_Task details_
Copy whichever lines contain the string "Shop".

_Record excerpts_

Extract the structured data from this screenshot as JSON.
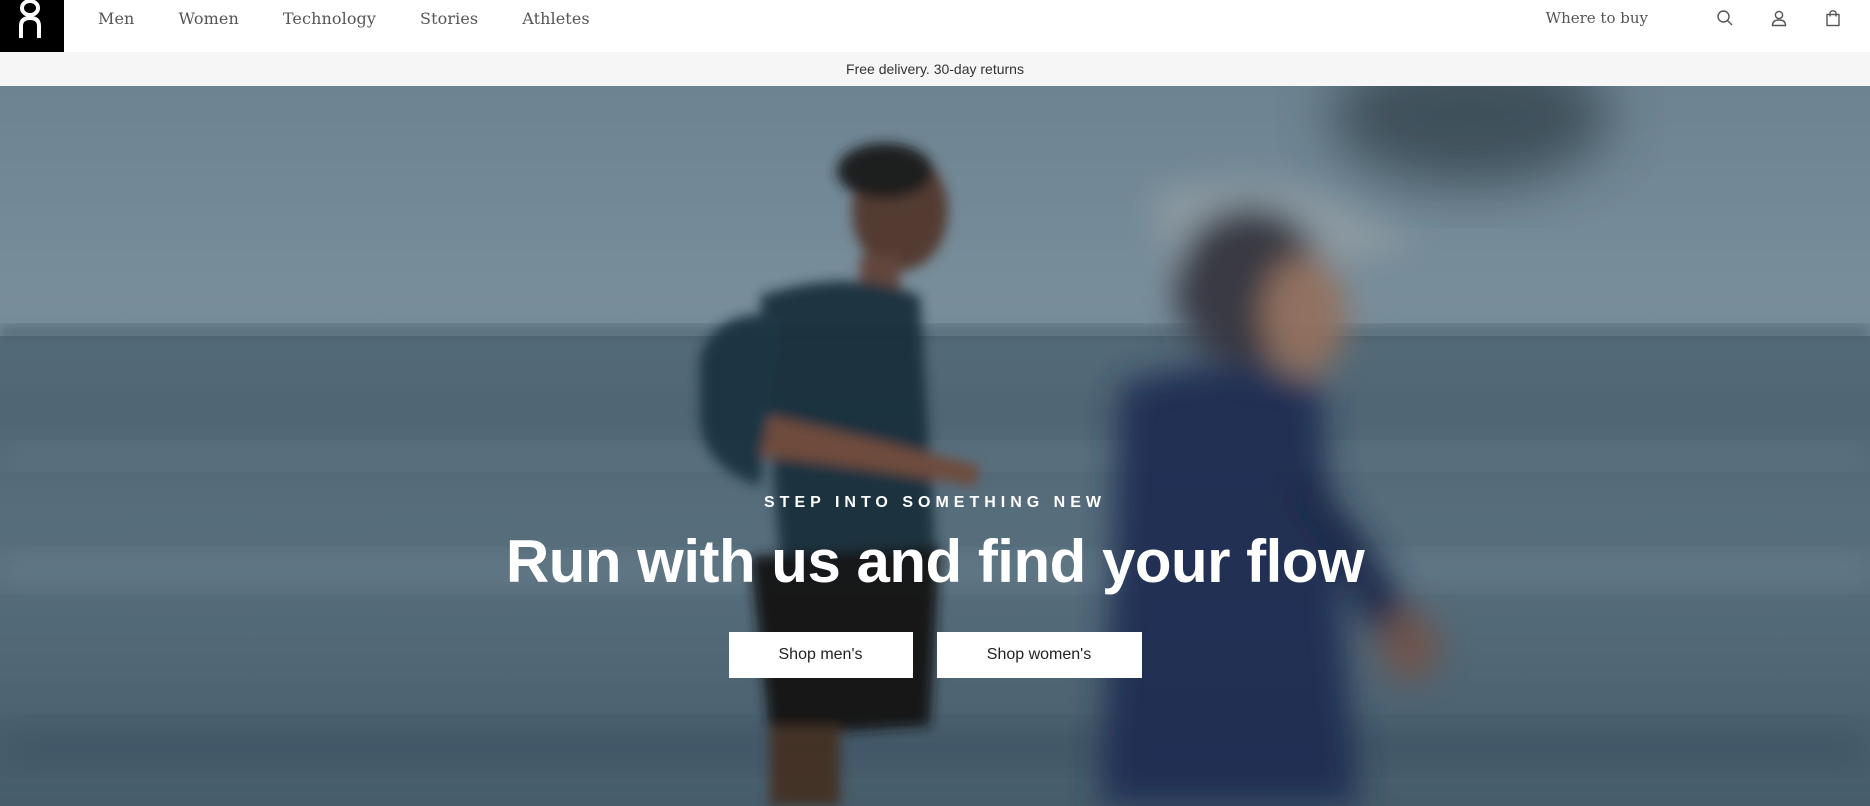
{
  "brand": {
    "logo_icon": "on-logo-icon",
    "color": "#000000"
  },
  "nav": {
    "items": [
      {
        "label": "Men"
      },
      {
        "label": "Women"
      },
      {
        "label": "Technology"
      },
      {
        "label": "Stories"
      },
      {
        "label": "Athletes"
      }
    ]
  },
  "header_right": {
    "where_to_buy": "Where to buy",
    "icons": [
      "search-icon",
      "account-icon",
      "cart-icon"
    ]
  },
  "promo": {
    "text": "Free delivery. 30-day returns"
  },
  "hero": {
    "eyebrow": "STEP INTO SOMETHING NEW",
    "headline": "Run with us and find your flow",
    "cta_men": "Shop men's",
    "cta_women": "Shop women's"
  },
  "colors": {
    "header_bg": "#ffffff",
    "promo_bg": "#f6f6f6",
    "cta_bg": "#ffffff",
    "hero_text": "#ffffff"
  }
}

_Expected output_
    "cta_men": "Shop men's",
    "cta_women": "Shop women's"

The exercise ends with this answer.